Your instructions:
Repeat word for word the line with "Serialize everything readable" and every line after it until the records below run out.

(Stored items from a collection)

········

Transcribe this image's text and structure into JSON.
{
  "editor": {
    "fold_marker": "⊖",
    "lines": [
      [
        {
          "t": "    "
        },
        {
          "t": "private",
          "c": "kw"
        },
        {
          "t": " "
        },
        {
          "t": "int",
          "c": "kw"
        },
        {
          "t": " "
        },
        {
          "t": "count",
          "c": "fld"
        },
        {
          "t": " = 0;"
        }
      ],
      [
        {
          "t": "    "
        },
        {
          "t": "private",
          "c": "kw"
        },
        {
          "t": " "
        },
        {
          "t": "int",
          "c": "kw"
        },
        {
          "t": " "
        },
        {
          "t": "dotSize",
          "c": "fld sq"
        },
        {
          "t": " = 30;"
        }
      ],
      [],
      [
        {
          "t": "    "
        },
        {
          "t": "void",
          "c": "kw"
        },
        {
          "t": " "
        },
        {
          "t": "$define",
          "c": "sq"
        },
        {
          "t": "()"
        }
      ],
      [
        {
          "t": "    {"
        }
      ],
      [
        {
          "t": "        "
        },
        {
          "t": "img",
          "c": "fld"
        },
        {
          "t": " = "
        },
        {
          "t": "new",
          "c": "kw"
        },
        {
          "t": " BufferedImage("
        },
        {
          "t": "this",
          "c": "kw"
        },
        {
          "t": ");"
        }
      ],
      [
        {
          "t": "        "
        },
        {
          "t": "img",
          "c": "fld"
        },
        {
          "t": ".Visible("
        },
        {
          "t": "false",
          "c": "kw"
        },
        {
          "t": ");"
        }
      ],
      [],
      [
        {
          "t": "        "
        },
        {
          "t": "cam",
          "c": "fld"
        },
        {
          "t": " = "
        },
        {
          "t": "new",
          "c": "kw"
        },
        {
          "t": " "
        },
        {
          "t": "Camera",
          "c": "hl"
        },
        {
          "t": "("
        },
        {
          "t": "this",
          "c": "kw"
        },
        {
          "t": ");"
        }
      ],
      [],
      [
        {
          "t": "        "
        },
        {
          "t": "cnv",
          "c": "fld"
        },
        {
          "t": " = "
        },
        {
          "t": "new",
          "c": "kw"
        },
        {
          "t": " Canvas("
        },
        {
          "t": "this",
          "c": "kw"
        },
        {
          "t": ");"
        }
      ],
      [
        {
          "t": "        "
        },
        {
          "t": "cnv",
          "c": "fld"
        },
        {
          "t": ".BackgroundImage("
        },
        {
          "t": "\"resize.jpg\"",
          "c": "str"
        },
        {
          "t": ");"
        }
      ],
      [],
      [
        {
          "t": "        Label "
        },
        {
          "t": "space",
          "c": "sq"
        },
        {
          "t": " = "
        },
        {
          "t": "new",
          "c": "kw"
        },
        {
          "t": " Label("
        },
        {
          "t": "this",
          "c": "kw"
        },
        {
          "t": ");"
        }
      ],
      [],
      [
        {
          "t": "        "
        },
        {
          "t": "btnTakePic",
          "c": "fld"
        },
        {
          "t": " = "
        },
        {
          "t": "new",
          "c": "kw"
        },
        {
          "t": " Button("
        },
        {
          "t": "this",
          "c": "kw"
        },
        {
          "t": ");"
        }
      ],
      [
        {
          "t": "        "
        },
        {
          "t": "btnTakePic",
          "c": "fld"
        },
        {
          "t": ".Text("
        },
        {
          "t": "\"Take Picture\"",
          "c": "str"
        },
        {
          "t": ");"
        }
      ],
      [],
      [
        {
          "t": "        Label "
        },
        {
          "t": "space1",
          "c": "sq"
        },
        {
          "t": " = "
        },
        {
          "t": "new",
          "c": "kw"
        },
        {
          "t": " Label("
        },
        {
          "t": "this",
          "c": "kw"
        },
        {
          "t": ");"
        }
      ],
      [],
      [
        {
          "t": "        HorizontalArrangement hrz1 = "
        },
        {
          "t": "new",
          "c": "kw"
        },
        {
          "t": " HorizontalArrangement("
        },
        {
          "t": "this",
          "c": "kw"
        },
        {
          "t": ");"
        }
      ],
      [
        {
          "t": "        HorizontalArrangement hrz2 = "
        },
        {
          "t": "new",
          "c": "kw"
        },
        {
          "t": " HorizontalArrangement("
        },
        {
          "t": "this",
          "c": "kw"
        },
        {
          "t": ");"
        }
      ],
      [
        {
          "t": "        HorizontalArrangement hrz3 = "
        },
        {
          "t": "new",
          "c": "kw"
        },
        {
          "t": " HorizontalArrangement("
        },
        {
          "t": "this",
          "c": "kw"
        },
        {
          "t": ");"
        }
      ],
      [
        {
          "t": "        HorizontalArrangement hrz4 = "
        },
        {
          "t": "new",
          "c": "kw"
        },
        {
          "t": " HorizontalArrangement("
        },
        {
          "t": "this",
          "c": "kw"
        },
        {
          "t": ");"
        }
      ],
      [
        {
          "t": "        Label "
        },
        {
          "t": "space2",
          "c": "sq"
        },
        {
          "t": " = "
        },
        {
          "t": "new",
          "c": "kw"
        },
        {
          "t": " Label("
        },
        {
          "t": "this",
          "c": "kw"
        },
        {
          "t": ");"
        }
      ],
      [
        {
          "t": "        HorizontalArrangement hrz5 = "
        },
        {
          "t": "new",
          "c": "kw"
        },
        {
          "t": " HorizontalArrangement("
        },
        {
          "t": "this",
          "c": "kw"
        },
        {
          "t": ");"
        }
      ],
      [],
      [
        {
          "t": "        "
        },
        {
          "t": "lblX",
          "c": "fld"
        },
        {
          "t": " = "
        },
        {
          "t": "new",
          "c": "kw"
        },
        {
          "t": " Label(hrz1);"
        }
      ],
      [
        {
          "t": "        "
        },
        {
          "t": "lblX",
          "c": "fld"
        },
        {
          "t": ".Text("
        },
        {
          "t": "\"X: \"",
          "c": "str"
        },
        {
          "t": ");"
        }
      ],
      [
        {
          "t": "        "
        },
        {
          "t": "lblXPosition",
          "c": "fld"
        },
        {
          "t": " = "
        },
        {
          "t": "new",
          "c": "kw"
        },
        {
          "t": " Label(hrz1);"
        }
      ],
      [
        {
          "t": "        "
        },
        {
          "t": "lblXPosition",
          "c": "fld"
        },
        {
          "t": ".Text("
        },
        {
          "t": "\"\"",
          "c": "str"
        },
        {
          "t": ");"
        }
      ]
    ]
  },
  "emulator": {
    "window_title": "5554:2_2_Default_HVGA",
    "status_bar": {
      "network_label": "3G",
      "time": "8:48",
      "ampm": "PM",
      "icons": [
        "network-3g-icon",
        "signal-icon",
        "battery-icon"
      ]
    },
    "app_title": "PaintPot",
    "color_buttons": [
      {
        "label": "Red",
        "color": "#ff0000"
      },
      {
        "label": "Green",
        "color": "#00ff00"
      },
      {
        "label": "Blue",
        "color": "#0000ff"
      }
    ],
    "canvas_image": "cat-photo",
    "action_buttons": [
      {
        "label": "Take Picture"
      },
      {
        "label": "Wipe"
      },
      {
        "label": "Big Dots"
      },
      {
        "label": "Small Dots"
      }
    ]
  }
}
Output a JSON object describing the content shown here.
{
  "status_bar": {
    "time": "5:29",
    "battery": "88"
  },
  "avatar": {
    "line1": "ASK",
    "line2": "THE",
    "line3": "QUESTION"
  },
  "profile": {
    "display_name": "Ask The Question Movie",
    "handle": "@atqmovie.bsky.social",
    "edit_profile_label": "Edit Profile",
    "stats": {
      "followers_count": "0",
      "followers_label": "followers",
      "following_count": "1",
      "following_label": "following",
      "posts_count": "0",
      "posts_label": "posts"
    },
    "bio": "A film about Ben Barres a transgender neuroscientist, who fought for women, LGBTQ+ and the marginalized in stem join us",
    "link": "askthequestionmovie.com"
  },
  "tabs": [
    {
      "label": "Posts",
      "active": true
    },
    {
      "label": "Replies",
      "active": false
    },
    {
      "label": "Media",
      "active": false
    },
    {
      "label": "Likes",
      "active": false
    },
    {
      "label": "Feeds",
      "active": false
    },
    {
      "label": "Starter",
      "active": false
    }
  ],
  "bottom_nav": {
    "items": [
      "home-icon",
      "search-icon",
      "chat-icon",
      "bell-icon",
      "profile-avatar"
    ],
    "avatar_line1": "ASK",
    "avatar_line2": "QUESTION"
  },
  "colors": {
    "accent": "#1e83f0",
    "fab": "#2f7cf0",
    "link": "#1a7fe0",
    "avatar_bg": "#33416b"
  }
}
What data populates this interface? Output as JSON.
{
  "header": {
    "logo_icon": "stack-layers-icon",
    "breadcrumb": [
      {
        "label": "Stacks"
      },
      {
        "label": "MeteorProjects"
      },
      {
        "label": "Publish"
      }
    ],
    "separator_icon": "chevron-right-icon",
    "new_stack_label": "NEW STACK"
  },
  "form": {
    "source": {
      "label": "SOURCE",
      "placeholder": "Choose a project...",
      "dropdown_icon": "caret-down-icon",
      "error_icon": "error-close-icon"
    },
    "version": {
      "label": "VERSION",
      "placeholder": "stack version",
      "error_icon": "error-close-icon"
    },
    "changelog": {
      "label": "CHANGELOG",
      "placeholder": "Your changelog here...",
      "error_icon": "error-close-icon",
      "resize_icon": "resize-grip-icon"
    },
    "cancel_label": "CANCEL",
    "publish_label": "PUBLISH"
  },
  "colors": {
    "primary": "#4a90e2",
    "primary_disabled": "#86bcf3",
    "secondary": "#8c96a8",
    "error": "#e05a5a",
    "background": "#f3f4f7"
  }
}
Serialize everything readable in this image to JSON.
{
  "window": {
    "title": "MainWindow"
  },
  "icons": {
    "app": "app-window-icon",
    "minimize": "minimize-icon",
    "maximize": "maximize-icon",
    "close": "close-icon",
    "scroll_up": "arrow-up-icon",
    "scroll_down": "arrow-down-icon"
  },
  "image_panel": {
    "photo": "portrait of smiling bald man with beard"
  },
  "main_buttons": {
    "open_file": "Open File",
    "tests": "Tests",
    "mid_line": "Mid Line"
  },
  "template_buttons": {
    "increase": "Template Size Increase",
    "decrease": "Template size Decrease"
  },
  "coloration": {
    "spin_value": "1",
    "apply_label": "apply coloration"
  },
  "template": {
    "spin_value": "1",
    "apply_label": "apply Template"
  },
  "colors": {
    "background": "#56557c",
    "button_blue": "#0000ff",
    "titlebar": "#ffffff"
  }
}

········

Exercise response:
Serialize everything readable in this image to JSON.
{
  "window": {
    "title": "MainWindow"
  },
  "icons": {
    "app": "app-window-icon",
    "minimize": "minimize-icon",
    "maximize": "maximize-icon",
    "close": "close-icon",
    "scroll_up": "arrow-up-icon",
    "scroll_down": "arrow-down-icon"
  },
  "image_panel": {
    "photo": "portrait of smiling bald man with beard"
  },
  "main_buttons": {
    "open_file": "Open File",
    "tests": "Tests",
    "mid_line": "Mid Line"
  },
  "template_buttons": {
    "increase": "Template Size Increase",
    "decrease": "Template size Decrease"
  },
  "coloration": {
    "spin_value": "1",
    "apply_label": "apply coloration"
  },
  "template": {
    "spin_value": "1",
    "apply_label": "apply Template"
  },
  "colors": {
    "background": "#56557c",
    "button_blue": "#0000ff",
    "titlebar": "#ffffff"
  }
}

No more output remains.